◆ Required task
Extract all lines from the data beneath that include the word "Connecting".
-------- Input rows
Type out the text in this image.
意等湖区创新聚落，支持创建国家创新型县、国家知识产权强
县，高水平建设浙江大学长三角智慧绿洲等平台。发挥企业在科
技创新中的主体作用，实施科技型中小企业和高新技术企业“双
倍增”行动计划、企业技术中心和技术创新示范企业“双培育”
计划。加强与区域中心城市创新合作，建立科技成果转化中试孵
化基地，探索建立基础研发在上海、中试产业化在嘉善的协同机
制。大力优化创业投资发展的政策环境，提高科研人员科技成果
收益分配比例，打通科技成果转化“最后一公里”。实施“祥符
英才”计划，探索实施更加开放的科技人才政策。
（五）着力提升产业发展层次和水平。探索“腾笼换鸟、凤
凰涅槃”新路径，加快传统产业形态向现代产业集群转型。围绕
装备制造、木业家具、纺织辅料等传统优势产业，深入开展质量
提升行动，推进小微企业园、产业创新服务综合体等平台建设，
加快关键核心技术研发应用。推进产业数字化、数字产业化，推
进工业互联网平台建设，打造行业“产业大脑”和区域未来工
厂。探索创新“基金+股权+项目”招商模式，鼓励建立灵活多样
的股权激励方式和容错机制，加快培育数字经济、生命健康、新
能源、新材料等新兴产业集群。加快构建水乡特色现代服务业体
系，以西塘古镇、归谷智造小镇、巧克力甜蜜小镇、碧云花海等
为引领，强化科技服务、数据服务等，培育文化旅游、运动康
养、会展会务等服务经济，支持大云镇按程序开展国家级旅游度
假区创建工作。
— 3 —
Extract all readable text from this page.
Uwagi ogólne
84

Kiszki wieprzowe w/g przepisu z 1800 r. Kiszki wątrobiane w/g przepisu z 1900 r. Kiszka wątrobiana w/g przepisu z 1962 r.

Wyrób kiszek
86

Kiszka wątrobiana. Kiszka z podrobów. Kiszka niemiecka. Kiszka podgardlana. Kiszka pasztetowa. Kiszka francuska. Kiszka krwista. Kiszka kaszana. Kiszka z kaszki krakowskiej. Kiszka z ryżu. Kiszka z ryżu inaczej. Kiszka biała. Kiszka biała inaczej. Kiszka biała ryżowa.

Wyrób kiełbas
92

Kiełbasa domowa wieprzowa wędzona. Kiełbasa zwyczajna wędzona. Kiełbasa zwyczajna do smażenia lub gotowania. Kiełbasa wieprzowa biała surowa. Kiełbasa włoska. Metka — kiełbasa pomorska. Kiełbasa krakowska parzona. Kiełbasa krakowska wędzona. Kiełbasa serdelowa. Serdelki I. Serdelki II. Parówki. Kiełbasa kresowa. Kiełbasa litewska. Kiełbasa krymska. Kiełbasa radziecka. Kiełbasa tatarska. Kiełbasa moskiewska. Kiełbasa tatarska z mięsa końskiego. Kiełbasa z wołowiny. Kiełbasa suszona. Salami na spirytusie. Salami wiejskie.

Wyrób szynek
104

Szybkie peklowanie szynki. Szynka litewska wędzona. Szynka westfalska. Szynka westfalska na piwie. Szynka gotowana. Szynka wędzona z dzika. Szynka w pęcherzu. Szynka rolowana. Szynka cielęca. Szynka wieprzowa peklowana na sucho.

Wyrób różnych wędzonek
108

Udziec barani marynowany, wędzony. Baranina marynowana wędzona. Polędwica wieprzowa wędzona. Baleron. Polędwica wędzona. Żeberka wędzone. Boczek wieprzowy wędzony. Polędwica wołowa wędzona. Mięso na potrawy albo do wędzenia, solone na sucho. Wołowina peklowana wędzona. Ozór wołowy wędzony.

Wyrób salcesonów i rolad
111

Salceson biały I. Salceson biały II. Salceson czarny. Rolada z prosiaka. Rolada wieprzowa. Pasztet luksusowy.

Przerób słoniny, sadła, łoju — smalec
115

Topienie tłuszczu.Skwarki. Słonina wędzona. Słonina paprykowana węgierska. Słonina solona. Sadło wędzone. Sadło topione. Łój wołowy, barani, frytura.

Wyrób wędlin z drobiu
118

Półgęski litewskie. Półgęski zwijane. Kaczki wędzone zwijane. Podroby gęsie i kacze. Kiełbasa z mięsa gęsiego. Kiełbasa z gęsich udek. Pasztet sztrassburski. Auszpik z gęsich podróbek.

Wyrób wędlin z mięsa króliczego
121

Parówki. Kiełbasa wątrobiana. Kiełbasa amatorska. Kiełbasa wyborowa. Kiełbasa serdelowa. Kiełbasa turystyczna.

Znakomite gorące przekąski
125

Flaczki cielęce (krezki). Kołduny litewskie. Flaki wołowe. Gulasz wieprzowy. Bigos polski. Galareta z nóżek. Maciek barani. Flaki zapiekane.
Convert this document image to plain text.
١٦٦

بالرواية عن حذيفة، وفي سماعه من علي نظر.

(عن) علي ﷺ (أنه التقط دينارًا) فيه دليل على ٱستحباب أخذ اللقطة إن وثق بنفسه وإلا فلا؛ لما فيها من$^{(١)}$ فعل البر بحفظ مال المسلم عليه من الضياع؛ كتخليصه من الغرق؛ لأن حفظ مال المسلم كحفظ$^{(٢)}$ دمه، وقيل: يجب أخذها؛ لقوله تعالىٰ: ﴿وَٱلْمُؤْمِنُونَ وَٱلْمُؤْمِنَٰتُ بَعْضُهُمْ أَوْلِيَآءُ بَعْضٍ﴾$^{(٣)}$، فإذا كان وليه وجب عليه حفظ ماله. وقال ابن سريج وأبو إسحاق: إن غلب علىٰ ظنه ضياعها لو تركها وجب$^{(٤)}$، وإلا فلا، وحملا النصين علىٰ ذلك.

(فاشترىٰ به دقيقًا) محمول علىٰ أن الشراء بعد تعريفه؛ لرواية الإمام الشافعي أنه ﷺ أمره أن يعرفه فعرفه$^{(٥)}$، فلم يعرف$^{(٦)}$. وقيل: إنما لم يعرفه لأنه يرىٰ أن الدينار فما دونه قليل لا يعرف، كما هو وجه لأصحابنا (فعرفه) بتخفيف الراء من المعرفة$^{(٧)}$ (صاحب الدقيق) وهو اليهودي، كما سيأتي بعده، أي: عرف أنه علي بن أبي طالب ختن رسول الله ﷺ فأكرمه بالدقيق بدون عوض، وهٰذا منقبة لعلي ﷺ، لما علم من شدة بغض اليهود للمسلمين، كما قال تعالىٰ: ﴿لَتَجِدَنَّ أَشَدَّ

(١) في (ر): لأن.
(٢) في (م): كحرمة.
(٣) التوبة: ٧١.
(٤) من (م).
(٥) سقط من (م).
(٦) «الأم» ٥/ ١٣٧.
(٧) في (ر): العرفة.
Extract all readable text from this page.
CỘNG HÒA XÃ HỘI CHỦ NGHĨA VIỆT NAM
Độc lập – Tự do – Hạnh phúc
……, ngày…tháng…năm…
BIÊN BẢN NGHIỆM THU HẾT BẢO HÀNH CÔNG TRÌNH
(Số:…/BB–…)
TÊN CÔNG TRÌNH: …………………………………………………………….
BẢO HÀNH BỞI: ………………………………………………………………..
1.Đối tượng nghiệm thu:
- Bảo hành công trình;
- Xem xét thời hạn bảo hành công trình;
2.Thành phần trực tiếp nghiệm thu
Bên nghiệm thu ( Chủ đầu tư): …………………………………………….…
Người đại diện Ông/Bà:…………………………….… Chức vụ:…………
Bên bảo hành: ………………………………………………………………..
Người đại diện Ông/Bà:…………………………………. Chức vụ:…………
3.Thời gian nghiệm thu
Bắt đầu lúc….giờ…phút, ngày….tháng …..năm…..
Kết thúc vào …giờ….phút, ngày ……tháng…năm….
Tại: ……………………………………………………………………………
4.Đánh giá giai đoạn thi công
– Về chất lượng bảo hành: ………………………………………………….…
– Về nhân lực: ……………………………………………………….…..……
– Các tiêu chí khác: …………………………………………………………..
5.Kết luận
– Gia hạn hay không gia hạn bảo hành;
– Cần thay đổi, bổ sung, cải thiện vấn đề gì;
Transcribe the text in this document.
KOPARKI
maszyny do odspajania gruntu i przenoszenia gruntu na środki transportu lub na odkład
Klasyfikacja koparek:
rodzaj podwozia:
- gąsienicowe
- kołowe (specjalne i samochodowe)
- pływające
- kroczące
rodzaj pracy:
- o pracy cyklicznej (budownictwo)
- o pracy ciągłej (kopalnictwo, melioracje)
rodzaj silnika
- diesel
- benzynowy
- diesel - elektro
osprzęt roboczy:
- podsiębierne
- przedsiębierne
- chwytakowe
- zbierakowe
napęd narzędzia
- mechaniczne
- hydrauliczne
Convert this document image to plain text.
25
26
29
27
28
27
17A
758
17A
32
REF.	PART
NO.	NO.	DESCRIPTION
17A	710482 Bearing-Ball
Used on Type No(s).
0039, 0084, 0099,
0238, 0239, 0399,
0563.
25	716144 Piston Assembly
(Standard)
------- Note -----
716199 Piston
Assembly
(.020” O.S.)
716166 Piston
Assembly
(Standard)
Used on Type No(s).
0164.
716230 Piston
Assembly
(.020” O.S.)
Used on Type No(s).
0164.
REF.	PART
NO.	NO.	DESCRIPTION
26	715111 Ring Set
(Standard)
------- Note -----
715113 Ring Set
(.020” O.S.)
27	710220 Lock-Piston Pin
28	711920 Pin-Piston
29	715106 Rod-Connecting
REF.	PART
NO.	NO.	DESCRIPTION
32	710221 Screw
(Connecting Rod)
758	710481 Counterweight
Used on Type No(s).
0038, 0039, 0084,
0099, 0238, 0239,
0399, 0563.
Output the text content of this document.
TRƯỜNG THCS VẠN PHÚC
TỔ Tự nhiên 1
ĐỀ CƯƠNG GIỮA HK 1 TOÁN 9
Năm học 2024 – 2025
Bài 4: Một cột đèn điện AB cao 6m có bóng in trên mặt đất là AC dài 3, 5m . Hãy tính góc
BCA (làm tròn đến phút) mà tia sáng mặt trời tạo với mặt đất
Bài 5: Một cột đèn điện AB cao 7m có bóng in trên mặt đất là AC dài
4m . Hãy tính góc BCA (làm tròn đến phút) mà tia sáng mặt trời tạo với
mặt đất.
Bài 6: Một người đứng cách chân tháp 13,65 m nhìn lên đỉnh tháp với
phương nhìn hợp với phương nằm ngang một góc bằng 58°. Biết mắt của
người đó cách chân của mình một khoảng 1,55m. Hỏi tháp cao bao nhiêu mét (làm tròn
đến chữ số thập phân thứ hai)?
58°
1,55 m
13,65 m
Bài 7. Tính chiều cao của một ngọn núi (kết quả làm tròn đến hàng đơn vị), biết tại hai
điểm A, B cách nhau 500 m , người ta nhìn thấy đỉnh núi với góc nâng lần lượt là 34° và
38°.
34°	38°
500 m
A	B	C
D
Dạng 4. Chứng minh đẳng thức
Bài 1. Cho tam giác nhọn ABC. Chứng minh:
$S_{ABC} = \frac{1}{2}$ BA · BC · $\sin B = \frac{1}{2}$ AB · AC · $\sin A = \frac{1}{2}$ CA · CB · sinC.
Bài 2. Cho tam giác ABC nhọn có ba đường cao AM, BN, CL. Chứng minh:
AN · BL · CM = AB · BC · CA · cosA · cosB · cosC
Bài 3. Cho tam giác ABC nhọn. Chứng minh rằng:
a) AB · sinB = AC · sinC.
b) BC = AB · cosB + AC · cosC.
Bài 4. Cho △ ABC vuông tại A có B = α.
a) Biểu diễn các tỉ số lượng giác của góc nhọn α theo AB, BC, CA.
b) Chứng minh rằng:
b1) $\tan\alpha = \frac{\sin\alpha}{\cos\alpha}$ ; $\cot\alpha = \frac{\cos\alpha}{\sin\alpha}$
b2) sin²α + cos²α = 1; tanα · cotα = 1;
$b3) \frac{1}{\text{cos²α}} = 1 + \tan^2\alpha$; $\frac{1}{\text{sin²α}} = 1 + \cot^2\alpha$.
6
----------------
◆ Answer to the problem
29	715106 Rod-Connecting
(Connecting Rod)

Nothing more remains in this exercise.